Exercise requirements:
Could you copy every line from the material below in which "values" appears?

Dataset records:
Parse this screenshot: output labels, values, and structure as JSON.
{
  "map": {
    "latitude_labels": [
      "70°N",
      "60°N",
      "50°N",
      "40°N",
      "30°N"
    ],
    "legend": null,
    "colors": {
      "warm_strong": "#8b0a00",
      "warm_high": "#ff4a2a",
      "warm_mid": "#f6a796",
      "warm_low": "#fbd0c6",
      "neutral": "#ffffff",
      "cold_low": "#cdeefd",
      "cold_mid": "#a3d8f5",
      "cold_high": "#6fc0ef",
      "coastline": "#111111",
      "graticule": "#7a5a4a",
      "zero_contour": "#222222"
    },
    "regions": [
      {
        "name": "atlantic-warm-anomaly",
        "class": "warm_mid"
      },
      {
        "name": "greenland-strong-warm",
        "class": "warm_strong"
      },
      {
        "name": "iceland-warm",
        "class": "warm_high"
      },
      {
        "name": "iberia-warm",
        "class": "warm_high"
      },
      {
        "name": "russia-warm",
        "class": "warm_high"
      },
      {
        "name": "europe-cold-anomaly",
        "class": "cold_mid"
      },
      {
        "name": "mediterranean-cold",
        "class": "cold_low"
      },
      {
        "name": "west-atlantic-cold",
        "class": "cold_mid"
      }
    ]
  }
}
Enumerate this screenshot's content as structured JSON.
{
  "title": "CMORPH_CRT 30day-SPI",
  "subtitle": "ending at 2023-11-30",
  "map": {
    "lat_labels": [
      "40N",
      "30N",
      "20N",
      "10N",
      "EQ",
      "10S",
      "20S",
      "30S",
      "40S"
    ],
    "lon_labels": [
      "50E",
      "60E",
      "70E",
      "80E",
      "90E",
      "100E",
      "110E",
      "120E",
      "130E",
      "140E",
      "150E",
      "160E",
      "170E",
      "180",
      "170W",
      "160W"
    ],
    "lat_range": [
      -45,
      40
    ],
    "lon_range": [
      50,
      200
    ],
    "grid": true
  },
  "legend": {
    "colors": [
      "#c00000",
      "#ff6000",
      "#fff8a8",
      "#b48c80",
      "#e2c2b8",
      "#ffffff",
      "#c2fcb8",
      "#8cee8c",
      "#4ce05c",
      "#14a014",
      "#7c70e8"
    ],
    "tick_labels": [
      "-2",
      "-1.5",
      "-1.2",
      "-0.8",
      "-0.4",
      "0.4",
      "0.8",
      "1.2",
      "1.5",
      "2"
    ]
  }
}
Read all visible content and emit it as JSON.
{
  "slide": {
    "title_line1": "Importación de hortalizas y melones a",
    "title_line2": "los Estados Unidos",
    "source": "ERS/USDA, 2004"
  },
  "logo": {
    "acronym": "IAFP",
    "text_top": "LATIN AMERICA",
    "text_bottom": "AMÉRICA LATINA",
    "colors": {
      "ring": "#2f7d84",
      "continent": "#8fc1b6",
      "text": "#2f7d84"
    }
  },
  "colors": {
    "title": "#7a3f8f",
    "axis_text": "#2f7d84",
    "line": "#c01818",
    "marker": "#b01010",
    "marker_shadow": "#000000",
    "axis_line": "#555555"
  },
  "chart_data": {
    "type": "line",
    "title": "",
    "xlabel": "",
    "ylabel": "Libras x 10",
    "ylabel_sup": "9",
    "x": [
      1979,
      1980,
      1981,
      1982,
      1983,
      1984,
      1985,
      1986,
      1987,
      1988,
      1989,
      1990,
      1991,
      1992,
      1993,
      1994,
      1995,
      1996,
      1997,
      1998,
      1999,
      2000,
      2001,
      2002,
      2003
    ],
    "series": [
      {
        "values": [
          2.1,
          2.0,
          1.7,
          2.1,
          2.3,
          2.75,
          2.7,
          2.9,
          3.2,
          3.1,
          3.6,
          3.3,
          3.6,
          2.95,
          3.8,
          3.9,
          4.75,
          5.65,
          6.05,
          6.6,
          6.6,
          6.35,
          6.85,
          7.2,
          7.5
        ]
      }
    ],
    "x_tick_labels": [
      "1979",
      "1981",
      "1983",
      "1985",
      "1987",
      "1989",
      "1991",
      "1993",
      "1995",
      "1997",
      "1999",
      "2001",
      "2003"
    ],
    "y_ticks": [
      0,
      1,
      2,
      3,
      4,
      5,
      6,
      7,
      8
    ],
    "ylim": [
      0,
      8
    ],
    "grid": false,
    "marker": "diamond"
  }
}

Solution to this task:
Parse this screenshot: output labels, values, and structure as JSON.
        "values": [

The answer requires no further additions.